### WORK TO BE COMPLETED
All of the data should be output character for character, except the pictures.

++++ DATASET

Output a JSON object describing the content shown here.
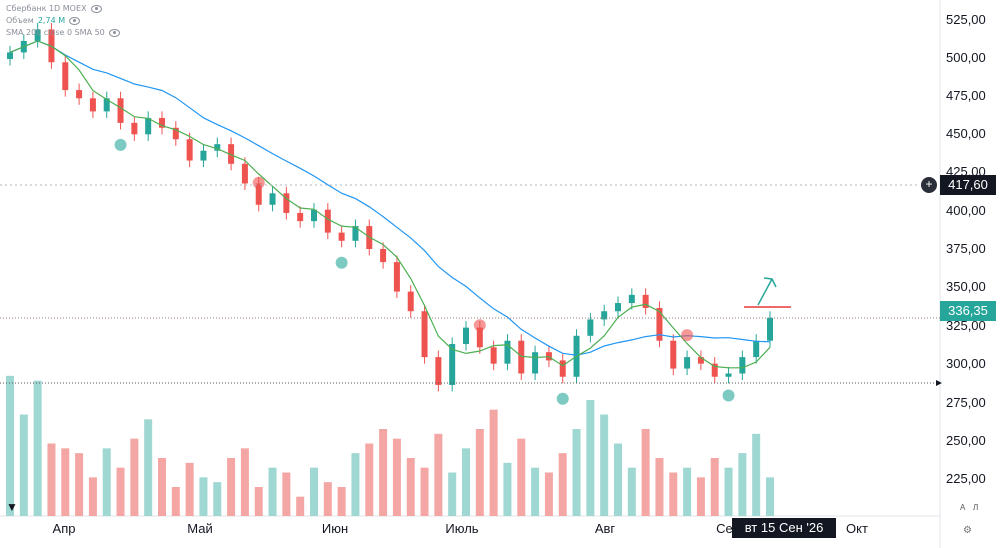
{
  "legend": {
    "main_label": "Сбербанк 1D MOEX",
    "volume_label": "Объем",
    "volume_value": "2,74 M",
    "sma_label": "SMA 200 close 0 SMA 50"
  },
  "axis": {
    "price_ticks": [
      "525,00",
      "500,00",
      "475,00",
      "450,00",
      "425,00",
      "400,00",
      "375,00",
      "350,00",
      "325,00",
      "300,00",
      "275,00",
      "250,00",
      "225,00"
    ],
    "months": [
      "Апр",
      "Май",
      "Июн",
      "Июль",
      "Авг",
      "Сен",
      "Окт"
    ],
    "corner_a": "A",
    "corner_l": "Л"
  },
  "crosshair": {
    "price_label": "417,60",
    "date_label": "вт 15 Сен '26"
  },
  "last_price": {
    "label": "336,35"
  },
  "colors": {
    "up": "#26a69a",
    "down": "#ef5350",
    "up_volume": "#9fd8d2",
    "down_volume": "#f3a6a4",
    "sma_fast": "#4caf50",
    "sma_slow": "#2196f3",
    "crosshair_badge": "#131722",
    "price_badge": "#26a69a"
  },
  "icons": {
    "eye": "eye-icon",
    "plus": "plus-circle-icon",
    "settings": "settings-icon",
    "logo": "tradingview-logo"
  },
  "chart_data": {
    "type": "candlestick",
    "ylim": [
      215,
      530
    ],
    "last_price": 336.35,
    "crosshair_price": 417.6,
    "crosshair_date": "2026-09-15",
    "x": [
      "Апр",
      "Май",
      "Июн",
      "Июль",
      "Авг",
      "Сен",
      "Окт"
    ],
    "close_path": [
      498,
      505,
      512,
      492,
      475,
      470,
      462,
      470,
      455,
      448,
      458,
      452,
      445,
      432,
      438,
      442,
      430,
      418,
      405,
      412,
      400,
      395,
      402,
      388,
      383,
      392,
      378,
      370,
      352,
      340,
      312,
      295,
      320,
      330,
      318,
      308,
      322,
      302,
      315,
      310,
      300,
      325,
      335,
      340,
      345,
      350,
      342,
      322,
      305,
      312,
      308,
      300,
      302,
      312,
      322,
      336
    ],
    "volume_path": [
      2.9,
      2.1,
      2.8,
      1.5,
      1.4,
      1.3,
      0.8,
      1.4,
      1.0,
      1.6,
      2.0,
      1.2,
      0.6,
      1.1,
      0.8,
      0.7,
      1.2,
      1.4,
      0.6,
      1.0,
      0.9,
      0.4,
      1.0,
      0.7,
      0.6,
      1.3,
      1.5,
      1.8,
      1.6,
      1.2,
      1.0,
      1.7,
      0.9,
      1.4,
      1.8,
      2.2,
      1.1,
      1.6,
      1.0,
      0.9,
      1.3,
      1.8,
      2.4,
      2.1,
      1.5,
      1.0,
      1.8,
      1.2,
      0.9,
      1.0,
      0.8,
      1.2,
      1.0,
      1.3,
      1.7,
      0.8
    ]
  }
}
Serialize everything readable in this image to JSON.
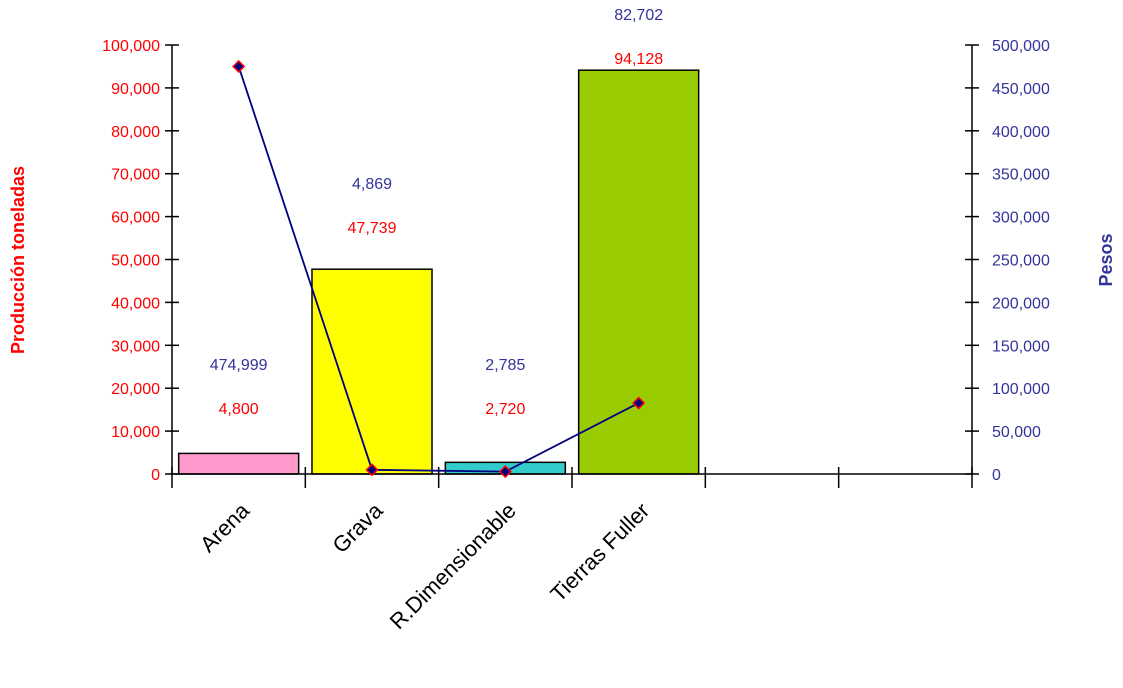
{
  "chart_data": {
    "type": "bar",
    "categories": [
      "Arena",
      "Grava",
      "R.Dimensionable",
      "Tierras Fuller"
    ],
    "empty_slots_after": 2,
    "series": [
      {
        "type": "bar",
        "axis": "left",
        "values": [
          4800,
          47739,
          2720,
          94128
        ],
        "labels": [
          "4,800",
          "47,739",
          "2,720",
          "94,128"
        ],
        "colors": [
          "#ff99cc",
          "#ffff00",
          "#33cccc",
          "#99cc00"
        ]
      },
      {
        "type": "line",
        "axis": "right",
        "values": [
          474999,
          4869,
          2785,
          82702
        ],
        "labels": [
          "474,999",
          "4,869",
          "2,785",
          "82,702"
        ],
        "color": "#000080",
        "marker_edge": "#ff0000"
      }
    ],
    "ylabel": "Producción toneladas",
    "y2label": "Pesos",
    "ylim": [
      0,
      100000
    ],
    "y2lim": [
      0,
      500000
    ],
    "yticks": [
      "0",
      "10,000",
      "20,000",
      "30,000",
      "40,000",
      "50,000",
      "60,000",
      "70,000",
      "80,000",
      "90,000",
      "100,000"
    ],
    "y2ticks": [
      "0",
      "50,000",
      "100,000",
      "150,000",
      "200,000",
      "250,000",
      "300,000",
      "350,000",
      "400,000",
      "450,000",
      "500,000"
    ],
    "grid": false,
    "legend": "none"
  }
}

++++++++

### COMPLETED TASK
Output a JSON object describing the content shown here.
{
  "legend": {
    "main_label": "Сбербанк 1D MOEX",
    "volume_label": "Объем",
    "volume_value": "2,74 M",
    "sma_label": "SMA 200 close 0 SMA 50"
  },
  "axis": {
    "price_ticks": [
      "525,00",
      "500,00",
      "475,00",
      "450,00",
      "425,00",
      "400,00",
      "375,00",
      "350,00",
      "325,00",
      "300,00",
      "275,00",
      "250,00",
      "225,00"
    ],
    "months": [
      "Апр",
      "Май",
      "Июн",
      "Июль",
      "Авг",
      "Сен",
      "Окт"
    ],
    "corner_a": "A",
    "corner_l": "Л"
  },
  "crosshair": {
    "price_label": "417,60",
    "date_label": "вт 15 Сен '26"
  },
  "last_price": {
    "label": "336,35"
  },
  "colors": {
    "up": "#26a69a",
    "down": "#ef5350",
    "up_volume": "#9fd8d2",
    "down_volume": "#f3a6a4",
    "sma_fast": "#4caf50",
    "sma_slow": "#2196f3",
    "crosshair_badge": "#131722",
    "price_badge": "#26a69a"
  },
  "icons": {
    "eye": "eye-icon",
    "plus": "plus-circle-icon",
    "settings": "settings-icon",
    "logo": "tradingview-logo"
  },
  "chart_data": {
    "type": "candlestick",
    "ylim": [
      215,
      530
    ],
    "last_price": 336.35,
    "crosshair_price": 417.6,
    "crosshair_date": "2026-09-15",
    "x": [
      "Апр",
      "Май",
      "Июн",
      "Июль",
      "Авг",
      "Сен",
      "Окт"
    ],
    "close_path": [
      498,
      505,
      512,
      492,
      475,
      470,
      462,
      470,
      455,
      448,
      458,
      452,
      445,
      432,
      438,
      442,
      430,
      418,
      405,
      412,
      400,
      395,
      402,
      388,
      383,
      392,
      378,
      370,
      352,
      340,
      312,
      295,
      320,
      330,
      318,
      308,
      322,
      302,
      315,
      310,
      300,
      325,
      335,
      340,
      345,
      350,
      342,
      322,
      305,
      312,
      308,
      300,
      302,
      312,
      322,
      336
    ],
    "volume_path": [
      2.9,
      2.1,
      2.8,
      1.5,
      1.4,
      1.3,
      0.8,
      1.4,
      1.0,
      1.6,
      2.0,
      1.2,
      0.6,
      1.1,
      0.8,
      0.7,
      1.2,
      1.4,
      0.6,
      1.0,
      0.9,
      0.4,
      1.0,
      0.7,
      0.6,
      1.3,
      1.5,
      1.8,
      1.6,
      1.2,
      1.0,
      1.7,
      0.9,
      1.4,
      1.8,
      2.2,
      1.1,
      1.6,
      1.0,
      0.9,
      1.3,
      1.8,
      2.4,
      2.1,
      1.5,
      1.0,
      1.8,
      1.2,
      0.9,
      1.0,
      0.8,
      1.2,
      1.0,
      1.3,
      1.7,
      0.8
    ]
  }
}
Serialize everything readable in this image to JSON.
{
  "chart_data": {
    "type": "bar",
    "categories": [
      "Arena",
      "Grava",
      "R.Dimensionable",
      "Tierras Fuller"
    ],
    "empty_slots_after": 2,
    "series": [
      {
        "type": "bar",
        "axis": "left",
        "values": [
          4800,
          47739,
          2720,
          94128
        ],
        "labels": [
          "4,800",
          "47,739",
          "2,720",
          "94,128"
        ],
        "colors": [
          "#ff99cc",
          "#ffff00",
          "#33cccc",
          "#99cc00"
        ]
      },
      {
        "type": "line",
        "axis": "right",
        "values": [
          474999,
          4869,
          2785,
          82702
        ],
        "labels": [
          "474,999",
          "4,869",
          "2,785",
          "82,702"
        ],
        "color": "#000080",
        "marker_edge": "#ff0000"
      }
    ],
    "ylabel": "Producción toneladas",
    "y2label": "Pesos",
    "ylim": [
      0,
      100000
    ],
    "y2lim": [
      0,
      500000
    ],
    "yticks": [
      "0",
      "10,000",
      "20,000",
      "30,000",
      "40,000",
      "50,000",
      "60,000",
      "70,000",
      "80,000",
      "90,000",
      "100,000"
    ],
    "y2ticks": [
      "0",
      "50,000",
      "100,000",
      "150,000",
      "200,000",
      "250,000",
      "300,000",
      "350,000",
      "400,000",
      "450,000",
      "500,000"
    ],
    "grid": false,
    "legend": "none"
  }
}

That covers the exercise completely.